* BEGIN *
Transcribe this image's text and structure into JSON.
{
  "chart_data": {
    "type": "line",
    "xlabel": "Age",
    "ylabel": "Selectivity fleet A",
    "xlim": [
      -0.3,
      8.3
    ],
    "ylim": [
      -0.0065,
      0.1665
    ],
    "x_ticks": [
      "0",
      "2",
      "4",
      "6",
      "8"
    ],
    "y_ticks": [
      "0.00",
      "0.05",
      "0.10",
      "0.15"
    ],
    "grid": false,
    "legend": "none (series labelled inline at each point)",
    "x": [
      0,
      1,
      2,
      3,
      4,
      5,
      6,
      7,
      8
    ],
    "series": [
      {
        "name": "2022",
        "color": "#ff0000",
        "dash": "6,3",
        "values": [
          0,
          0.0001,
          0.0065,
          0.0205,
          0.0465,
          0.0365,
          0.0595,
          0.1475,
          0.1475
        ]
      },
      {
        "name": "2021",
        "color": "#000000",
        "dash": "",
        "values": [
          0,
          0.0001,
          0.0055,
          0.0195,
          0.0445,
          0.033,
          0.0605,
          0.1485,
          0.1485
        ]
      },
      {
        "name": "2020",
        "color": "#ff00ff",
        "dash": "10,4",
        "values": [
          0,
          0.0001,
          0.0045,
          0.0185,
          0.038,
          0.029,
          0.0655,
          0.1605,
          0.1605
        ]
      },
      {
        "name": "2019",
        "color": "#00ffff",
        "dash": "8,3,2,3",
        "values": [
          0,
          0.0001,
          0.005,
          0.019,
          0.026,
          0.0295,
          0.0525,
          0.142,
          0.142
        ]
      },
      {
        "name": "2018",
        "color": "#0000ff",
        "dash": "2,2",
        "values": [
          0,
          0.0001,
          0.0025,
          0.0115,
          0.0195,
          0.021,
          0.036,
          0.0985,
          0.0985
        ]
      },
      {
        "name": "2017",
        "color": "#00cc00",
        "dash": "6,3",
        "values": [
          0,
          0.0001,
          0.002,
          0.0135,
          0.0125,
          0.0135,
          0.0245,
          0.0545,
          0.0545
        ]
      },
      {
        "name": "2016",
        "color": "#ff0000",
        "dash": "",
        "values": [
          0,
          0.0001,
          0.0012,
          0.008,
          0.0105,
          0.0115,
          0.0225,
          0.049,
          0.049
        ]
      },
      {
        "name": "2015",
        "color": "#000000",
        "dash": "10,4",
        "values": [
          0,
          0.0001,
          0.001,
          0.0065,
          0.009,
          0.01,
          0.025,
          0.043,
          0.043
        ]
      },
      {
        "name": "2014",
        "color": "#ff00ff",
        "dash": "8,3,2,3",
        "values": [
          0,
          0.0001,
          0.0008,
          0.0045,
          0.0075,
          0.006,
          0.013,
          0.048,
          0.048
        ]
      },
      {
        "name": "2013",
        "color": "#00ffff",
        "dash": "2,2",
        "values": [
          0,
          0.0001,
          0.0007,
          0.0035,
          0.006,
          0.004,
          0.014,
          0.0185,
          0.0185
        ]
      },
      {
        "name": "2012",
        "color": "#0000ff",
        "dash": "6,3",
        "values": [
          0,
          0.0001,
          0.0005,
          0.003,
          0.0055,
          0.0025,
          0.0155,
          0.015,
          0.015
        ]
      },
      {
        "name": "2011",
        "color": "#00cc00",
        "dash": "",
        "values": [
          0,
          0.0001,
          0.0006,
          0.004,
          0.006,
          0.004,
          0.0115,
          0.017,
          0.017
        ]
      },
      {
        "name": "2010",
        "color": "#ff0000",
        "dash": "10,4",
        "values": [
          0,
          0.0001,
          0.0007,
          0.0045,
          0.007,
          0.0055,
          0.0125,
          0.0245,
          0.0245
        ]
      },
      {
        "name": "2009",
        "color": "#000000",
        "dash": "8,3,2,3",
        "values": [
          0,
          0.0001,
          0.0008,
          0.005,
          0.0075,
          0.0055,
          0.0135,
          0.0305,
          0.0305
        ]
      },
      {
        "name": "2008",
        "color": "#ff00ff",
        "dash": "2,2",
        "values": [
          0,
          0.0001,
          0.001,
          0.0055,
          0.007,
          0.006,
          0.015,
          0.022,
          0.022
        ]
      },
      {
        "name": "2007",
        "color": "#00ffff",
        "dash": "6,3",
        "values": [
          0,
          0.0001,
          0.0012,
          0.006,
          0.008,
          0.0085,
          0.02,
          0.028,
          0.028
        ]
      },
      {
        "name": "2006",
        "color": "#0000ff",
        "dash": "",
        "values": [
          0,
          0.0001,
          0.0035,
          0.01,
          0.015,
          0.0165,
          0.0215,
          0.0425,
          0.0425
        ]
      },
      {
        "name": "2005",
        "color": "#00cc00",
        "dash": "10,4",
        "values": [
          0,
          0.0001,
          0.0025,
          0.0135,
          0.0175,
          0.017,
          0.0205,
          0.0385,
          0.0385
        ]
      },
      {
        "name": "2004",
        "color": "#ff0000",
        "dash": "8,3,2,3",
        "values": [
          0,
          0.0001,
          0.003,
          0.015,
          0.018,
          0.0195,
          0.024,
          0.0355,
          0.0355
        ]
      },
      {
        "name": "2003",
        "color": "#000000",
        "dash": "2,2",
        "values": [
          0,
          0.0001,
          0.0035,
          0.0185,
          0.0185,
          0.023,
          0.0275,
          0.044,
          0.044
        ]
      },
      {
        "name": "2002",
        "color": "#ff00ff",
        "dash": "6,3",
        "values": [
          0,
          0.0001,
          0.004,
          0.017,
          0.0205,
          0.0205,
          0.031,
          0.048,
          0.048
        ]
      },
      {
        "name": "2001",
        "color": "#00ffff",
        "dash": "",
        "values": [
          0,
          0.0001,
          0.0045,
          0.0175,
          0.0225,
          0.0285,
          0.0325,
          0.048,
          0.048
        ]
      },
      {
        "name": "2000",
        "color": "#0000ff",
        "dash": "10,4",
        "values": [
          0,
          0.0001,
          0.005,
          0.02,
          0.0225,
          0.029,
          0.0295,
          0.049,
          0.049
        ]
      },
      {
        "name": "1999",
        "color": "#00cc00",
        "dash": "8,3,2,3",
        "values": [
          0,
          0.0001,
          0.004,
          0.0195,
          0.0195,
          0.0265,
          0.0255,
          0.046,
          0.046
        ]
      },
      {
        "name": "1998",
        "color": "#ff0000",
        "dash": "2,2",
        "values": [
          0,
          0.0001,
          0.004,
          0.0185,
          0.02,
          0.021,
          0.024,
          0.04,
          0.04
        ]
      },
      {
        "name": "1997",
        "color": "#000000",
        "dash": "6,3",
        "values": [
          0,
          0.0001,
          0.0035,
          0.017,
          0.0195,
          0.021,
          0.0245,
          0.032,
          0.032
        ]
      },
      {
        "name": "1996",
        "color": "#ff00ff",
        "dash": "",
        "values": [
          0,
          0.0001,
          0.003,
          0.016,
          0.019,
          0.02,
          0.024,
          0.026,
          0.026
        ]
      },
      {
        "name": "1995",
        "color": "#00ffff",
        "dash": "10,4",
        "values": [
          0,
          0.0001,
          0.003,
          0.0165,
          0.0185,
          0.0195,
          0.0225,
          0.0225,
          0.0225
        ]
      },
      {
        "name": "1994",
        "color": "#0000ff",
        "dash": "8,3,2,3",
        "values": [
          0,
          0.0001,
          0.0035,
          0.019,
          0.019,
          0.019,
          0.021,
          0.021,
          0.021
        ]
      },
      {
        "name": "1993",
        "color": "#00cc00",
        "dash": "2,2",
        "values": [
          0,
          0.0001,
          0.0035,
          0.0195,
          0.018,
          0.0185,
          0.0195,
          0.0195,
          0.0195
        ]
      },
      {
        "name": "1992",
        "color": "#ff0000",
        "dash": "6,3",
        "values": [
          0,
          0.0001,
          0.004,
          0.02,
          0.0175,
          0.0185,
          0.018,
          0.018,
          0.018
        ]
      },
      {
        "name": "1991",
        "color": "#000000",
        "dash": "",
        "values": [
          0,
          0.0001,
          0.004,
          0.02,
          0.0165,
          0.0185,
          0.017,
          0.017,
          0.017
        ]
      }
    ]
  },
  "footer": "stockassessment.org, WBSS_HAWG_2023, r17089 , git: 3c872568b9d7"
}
* END *
→ Exercise requirements:
Filter the listing for the word "series" and copy every line that holds it.

→ The completed task:
    "legend": "none (series labelled inline at each point)",
    "series": [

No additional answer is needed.